(Entries taken from a collection)
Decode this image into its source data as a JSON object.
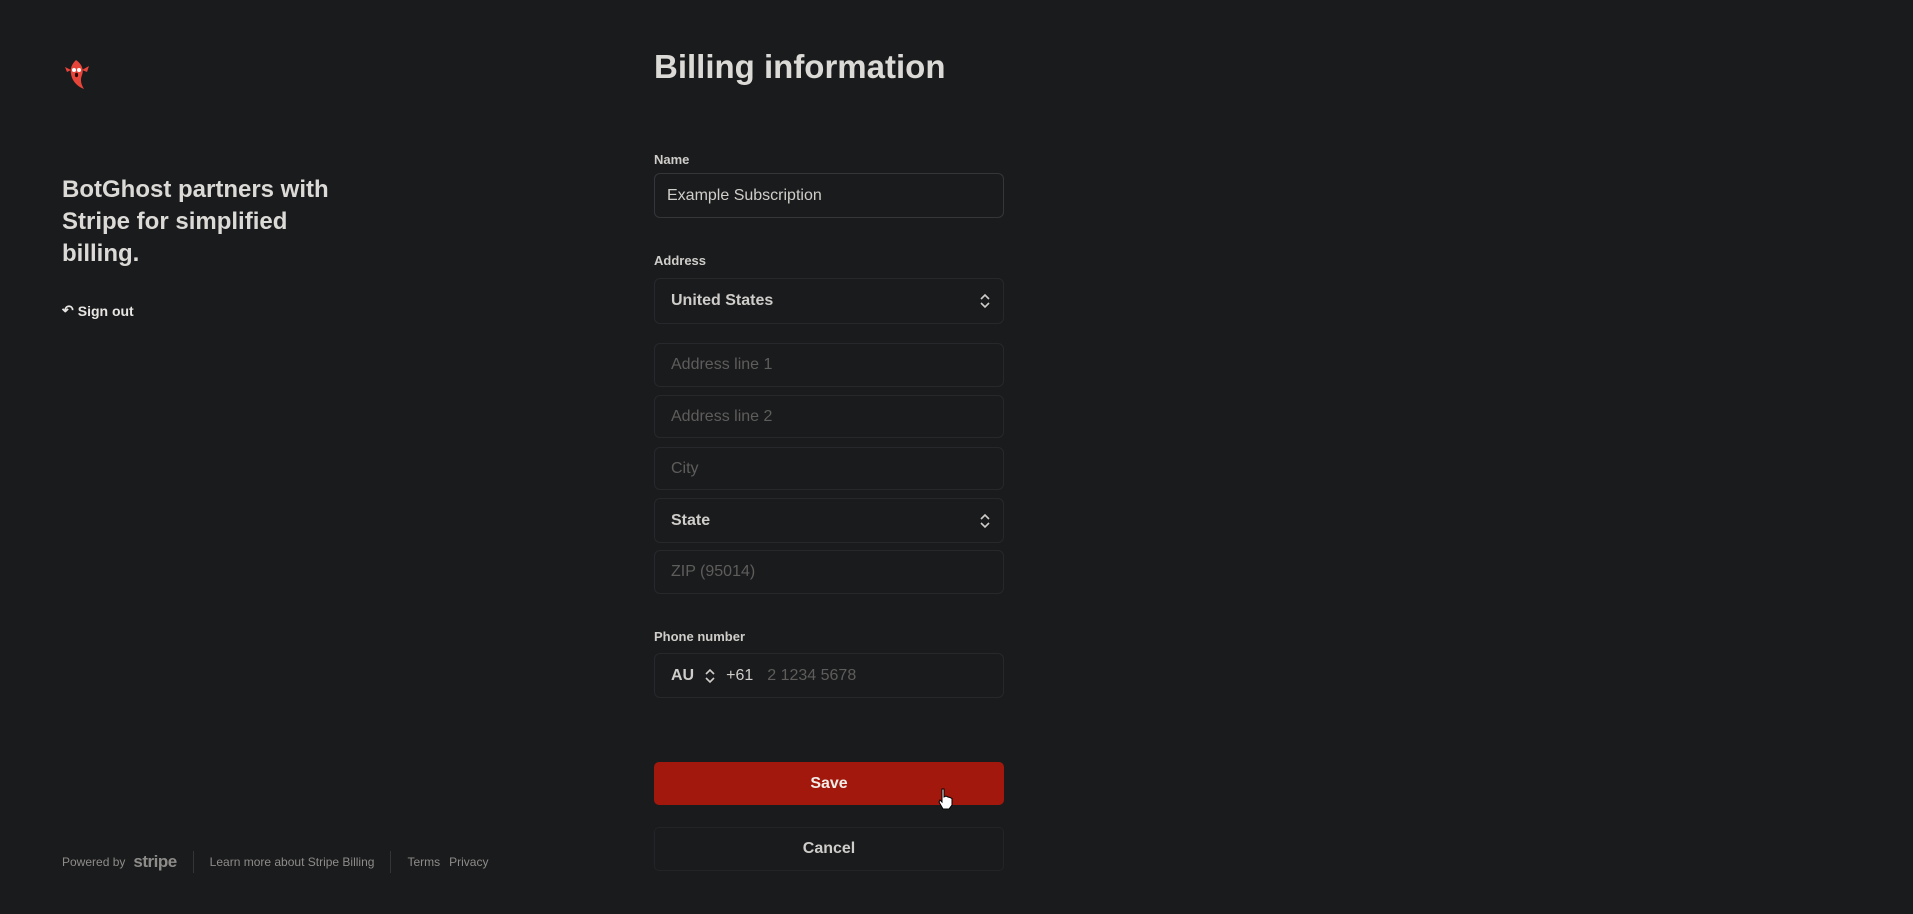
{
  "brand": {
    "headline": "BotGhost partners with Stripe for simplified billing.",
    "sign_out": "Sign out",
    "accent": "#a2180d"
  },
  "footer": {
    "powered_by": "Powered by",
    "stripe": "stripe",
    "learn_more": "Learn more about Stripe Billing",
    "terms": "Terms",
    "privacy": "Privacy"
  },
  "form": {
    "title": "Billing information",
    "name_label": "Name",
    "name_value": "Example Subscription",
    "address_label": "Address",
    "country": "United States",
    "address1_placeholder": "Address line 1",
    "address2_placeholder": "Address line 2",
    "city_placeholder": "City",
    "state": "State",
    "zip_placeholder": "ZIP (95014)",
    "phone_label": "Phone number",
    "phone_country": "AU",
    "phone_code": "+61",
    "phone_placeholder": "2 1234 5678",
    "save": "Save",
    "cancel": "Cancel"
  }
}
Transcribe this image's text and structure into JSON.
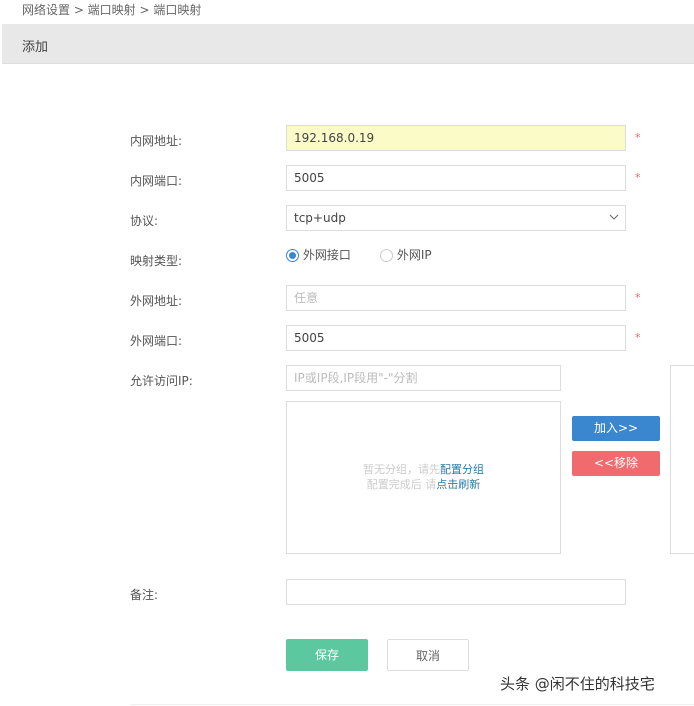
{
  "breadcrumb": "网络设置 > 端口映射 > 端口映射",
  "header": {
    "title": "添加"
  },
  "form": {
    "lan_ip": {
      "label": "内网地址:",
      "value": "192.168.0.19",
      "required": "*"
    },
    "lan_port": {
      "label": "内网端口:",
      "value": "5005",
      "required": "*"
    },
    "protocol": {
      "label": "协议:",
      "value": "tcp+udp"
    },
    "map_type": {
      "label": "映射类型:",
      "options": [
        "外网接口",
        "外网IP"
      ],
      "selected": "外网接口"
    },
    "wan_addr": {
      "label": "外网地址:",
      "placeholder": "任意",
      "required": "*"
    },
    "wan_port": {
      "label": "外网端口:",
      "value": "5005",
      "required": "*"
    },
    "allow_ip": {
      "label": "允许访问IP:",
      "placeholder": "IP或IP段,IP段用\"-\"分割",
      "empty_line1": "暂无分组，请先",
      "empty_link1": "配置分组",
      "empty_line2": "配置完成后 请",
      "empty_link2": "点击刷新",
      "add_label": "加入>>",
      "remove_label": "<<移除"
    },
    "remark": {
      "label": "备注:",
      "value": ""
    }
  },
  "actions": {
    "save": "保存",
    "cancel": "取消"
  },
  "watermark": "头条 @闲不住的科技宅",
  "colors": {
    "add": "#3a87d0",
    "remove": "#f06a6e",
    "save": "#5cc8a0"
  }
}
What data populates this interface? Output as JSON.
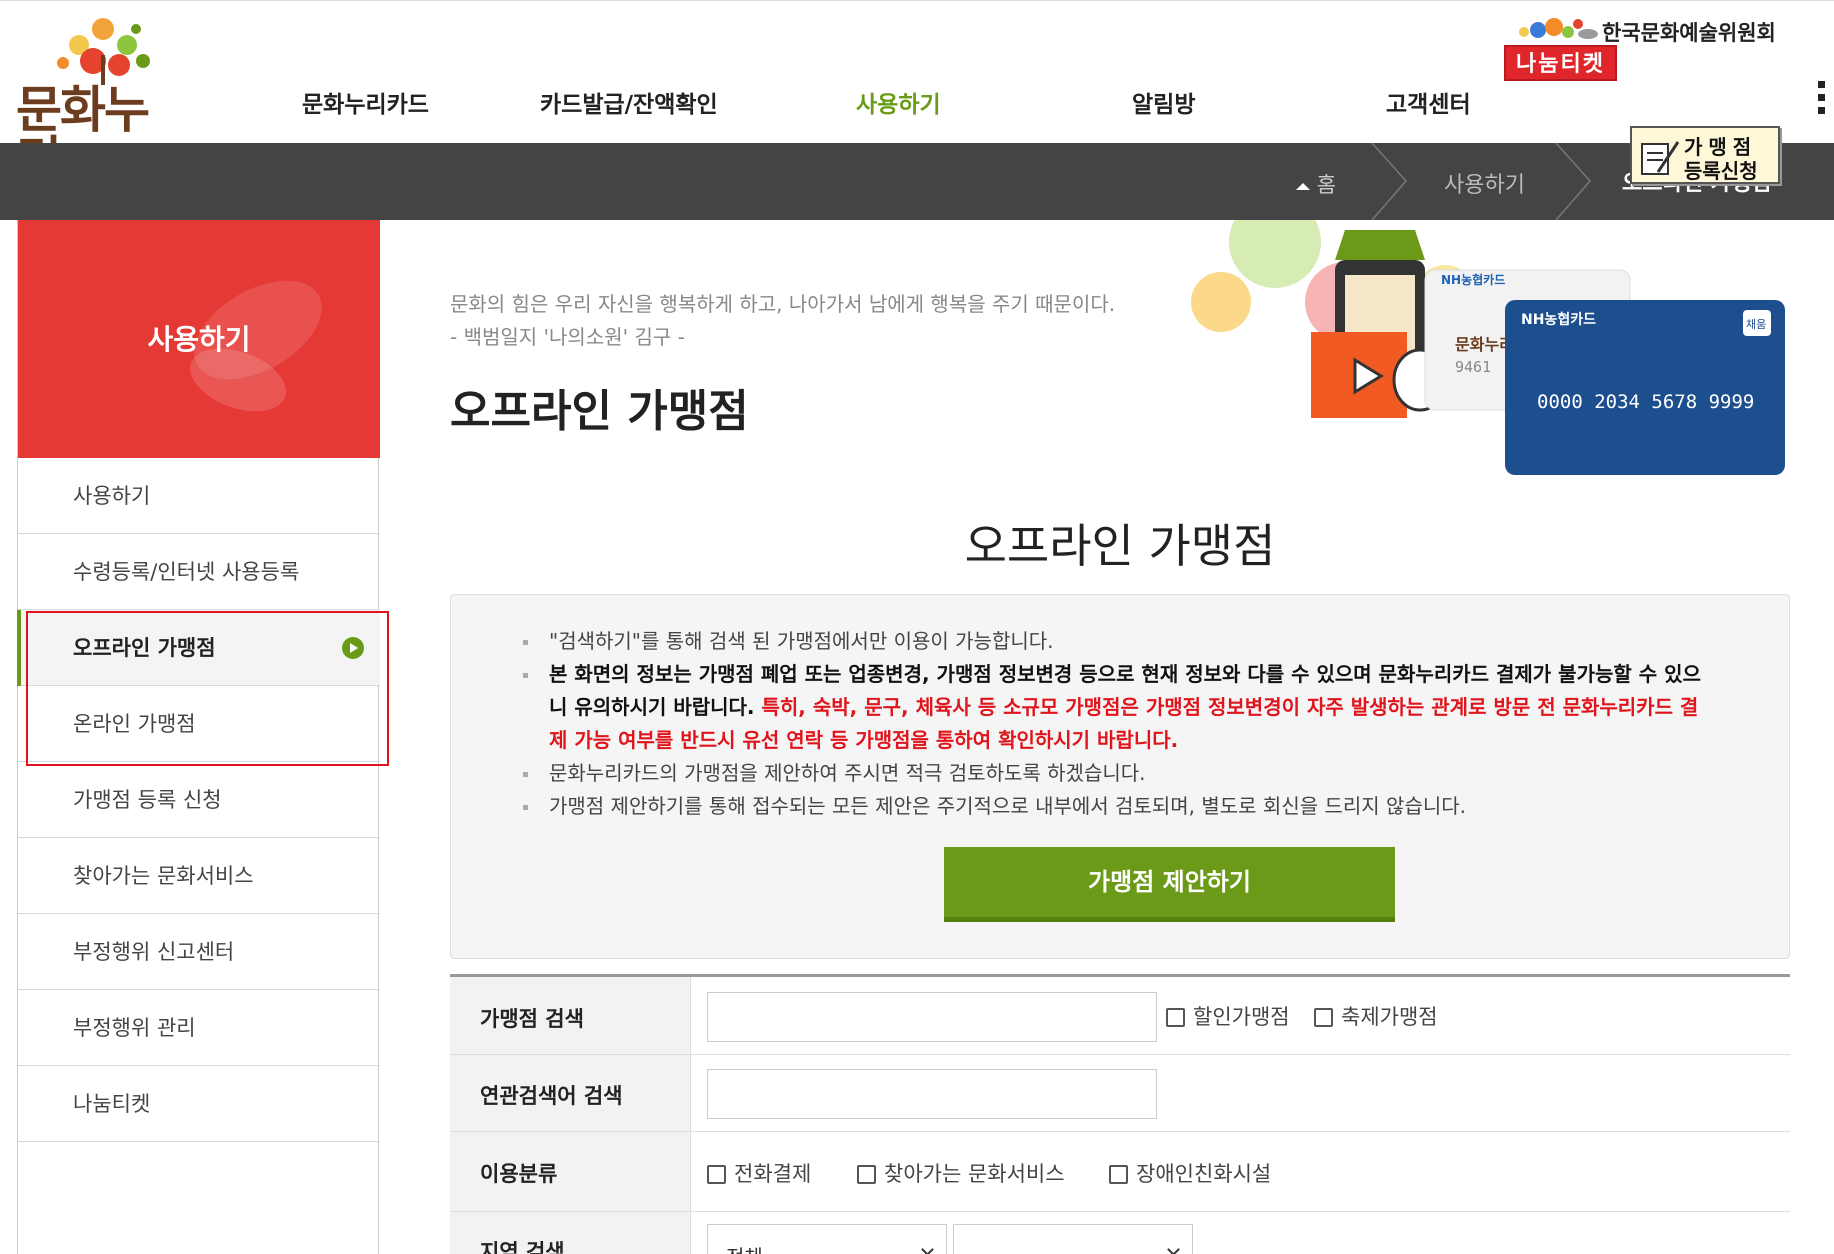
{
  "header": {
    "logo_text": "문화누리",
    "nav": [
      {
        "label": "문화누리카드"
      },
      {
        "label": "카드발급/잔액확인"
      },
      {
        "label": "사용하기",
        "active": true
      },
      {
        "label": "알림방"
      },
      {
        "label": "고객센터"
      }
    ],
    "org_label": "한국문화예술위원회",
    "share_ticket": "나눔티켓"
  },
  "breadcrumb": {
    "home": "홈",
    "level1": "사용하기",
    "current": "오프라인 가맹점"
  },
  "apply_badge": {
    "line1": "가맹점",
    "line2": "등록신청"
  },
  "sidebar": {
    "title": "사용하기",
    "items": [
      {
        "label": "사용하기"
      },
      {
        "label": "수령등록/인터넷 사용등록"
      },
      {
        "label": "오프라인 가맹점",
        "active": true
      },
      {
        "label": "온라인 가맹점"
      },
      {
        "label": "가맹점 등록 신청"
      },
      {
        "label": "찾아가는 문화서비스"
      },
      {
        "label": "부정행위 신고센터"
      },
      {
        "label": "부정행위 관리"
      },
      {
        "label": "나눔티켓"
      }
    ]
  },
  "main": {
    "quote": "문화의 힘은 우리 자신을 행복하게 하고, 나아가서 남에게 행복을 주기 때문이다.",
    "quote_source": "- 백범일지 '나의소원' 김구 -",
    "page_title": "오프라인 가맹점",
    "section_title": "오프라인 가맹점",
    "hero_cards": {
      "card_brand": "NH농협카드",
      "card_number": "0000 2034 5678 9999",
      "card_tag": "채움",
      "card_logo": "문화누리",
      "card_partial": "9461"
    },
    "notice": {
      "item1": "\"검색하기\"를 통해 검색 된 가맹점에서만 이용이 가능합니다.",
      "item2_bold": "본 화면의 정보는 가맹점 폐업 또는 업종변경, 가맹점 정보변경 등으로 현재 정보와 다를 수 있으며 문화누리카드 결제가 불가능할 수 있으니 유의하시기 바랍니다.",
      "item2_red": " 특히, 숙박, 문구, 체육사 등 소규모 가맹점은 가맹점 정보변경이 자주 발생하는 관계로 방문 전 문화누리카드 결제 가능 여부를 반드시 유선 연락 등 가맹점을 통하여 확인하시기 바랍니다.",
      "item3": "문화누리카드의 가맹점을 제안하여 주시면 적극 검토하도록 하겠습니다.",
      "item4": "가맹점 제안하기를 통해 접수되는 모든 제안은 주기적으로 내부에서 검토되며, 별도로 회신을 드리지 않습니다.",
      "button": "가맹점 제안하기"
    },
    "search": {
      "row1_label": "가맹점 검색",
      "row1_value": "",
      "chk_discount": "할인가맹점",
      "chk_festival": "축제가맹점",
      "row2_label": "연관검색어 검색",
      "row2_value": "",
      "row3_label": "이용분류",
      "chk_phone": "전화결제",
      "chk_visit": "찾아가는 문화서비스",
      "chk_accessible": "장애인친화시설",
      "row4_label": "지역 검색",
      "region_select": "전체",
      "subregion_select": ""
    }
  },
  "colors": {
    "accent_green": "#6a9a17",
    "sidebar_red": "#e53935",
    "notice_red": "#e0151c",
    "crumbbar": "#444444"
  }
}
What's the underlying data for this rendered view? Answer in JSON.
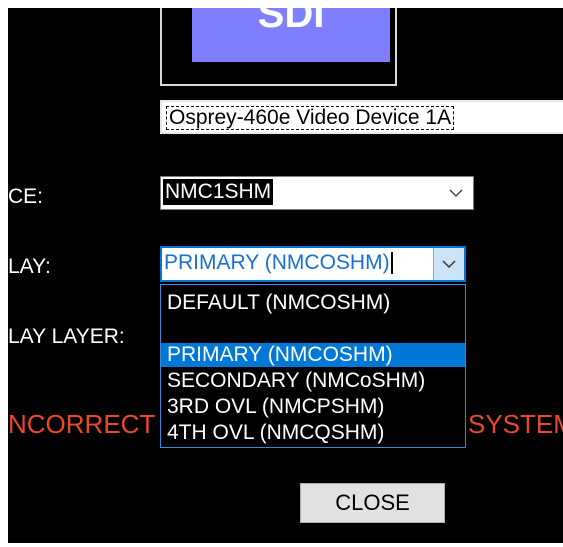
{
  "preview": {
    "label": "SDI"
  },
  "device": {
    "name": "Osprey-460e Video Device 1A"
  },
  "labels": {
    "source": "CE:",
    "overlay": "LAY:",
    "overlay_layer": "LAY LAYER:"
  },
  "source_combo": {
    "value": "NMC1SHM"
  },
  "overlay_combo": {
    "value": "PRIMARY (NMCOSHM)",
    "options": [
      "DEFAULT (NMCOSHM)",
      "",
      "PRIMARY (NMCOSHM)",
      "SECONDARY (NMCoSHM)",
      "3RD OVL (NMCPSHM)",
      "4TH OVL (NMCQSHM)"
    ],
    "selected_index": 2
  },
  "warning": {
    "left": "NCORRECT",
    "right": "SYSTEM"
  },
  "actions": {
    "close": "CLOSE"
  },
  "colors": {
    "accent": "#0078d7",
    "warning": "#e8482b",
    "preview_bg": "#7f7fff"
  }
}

DIRECTION ▸
Omitting all images, retype each line of the records precisely.

RESULT ▸
Decode this image into its source data as a JSON object.
{
  "brand": {
    "headline": "BotGhost partners with Stripe for simplified billing.",
    "sign_out": "Sign out",
    "accent": "#a2180d"
  },
  "footer": {
    "powered_by": "Powered by",
    "stripe": "stripe",
    "learn_more": "Learn more about Stripe Billing",
    "terms": "Terms",
    "privacy": "Privacy"
  },
  "form": {
    "title": "Billing information",
    "name_label": "Name",
    "name_value": "Example Subscription",
    "address_label": "Address",
    "country": "United States",
    "address1_placeholder": "Address line 1",
    "address2_placeholder": "Address line 2",
    "city_placeholder": "City",
    "state": "State",
    "zip_placeholder": "ZIP (95014)",
    "phone_label": "Phone number",
    "phone_country": "AU",
    "phone_code": "+61",
    "phone_placeholder": "2 1234 5678",
    "save": "Save",
    "cancel": "Cancel"
  }
}
Transcribe this image's text and structure into JSON.
{
  "breadcrumb": "网络设置 > 端口映射 > 端口映射",
  "header": {
    "title": "添加"
  },
  "form": {
    "lan_ip": {
      "label": "内网地址:",
      "value": "192.168.0.19",
      "required": "*"
    },
    "lan_port": {
      "label": "内网端口:",
      "value": "5005",
      "required": "*"
    },
    "protocol": {
      "label": "协议:",
      "value": "tcp+udp"
    },
    "map_type": {
      "label": "映射类型:",
      "options": [
        "外网接口",
        "外网IP"
      ],
      "selected": "外网接口"
    },
    "wan_addr": {
      "label": "外网地址:",
      "placeholder": "任意",
      "required": "*"
    },
    "wan_port": {
      "label": "外网端口:",
      "value": "5005",
      "required": "*"
    },
    "allow_ip": {
      "label": "允许访问IP:",
      "placeholder": "IP或IP段,IP段用\"-\"分割",
      "empty_line1": "暂无分组，请先",
      "empty_link1": "配置分组",
      "empty_line2": "配置完成后 请",
      "empty_link2": "点击刷新",
      "add_label": "加入>>",
      "remove_label": "<<移除"
    },
    "remark": {
      "label": "备注:",
      "value": ""
    }
  },
  "actions": {
    "save": "保存",
    "cancel": "取消"
  },
  "watermark": "头条 @闲不住的科技宅",
  "colors": {
    "add": "#3a87d0",
    "remove": "#f06a6e",
    "save": "#5cc8a0"
  }
}
What data populates this interface? Output as JSON.
{
  "header": {
    "logo_text": "문화누리",
    "nav": [
      {
        "label": "문화누리카드"
      },
      {
        "label": "카드발급/잔액확인"
      },
      {
        "label": "사용하기",
        "active": true
      },
      {
        "label": "알림방"
      },
      {
        "label": "고객센터"
      }
    ],
    "org_label": "한국문화예술위원회",
    "share_ticket": "나눔티켓"
  },
  "breadcrumb": {
    "home": "홈",
    "level1": "사용하기",
    "current": "오프라인 가맹점"
  },
  "apply_badge": {
    "line1": "가맹점",
    "line2": "등록신청"
  },
  "sidebar": {
    "title": "사용하기",
    "items": [
      {
        "label": "사용하기"
      },
      {
        "label": "수령등록/인터넷 사용등록"
      },
      {
        "label": "오프라인 가맹점",
        "active": true
      },
      {
        "label": "온라인 가맹점"
      },
      {
        "label": "가맹점 등록 신청"
      },
      {
        "label": "찾아가는 문화서비스"
      },
      {
        "label": "부정행위 신고센터"
      },
      {
        "label": "부정행위 관리"
      },
      {
        "label": "나눔티켓"
      }
    ]
  },
  "main": {
    "quote": "문화의 힘은 우리 자신을 행복하게 하고, 나아가서 남에게 행복을 주기 때문이다.",
    "quote_source": "- 백범일지 '나의소원' 김구 -",
    "page_title": "오프라인 가맹점",
    "section_title": "오프라인 가맹점",
    "hero_cards": {
      "card_brand": "NH농협카드",
      "card_number": "0000 2034 5678 9999",
      "card_tag": "채움",
      "card_logo": "문화누리",
      "card_partial": "9461"
    },
    "notice": {
      "item1": "\"검색하기\"를 통해 검색 된 가맹점에서만 이용이 가능합니다.",
      "item2_bold": "본 화면의 정보는 가맹점 폐업 또는 업종변경, 가맹점 정보변경 등으로 현재 정보와 다를 수 있으며 문화누리카드 결제가 불가능할 수 있으니 유의하시기 바랍니다.",
      "item2_red": " 특히, 숙박, 문구, 체육사 등 소규모 가맹점은 가맹점 정보변경이 자주 발생하는 관계로 방문 전 문화누리카드 결제 가능 여부를 반드시 유선 연락 등 가맹점을 통하여 확인하시기 바랍니다.",
      "item3": "문화누리카드의 가맹점을 제안하여 주시면 적극 검토하도록 하겠습니다.",
      "item4": "가맹점 제안하기를 통해 접수되는 모든 제안은 주기적으로 내부에서 검토되며, 별도로 회신을 드리지 않습니다.",
      "button": "가맹점 제안하기"
    },
    "search": {
      "row1_label": "가맹점 검색",
      "row1_value": "",
      "chk_discount": "할인가맹점",
      "chk_festival": "축제가맹점",
      "row2_label": "연관검색어 검색",
      "row2_value": "",
      "row3_label": "이용분류",
      "chk_phone": "전화결제",
      "chk_visit": "찾아가는 문화서비스",
      "chk_accessible": "장애인친화시설",
      "row4_label": "지역 검색",
      "region_select": "전체",
      "subregion_select": ""
    }
  },
  "colors": {
    "accent_green": "#6a9a17",
    "sidebar_red": "#e53935",
    "notice_red": "#e0151c",
    "crumbbar": "#444444"
  }
}
What's the underlying data for this rendered view? Answer in JSON.
{
  "preview": {
    "label": "SDI"
  },
  "device": {
    "name": "Osprey-460e Video Device 1A"
  },
  "labels": {
    "source": "CE:",
    "overlay": "LAY:",
    "overlay_layer": "LAY LAYER:"
  },
  "source_combo": {
    "value": "NMC1SHM"
  },
  "overlay_combo": {
    "value": "PRIMARY (NMCOSHM)",
    "options": [
      "DEFAULT (NMCOSHM)",
      "",
      "PRIMARY (NMCOSHM)",
      "SECONDARY (NMCoSHM)",
      "3RD OVL (NMCPSHM)",
      "4TH OVL (NMCQSHM)"
    ],
    "selected_index": 2
  },
  "warning": {
    "left": "NCORRECT",
    "right": "SYSTEM"
  },
  "actions": {
    "close": "CLOSE"
  },
  "colors": {
    "accent": "#0078d7",
    "warning": "#e8482b",
    "preview_bg": "#7f7fff"
  }
}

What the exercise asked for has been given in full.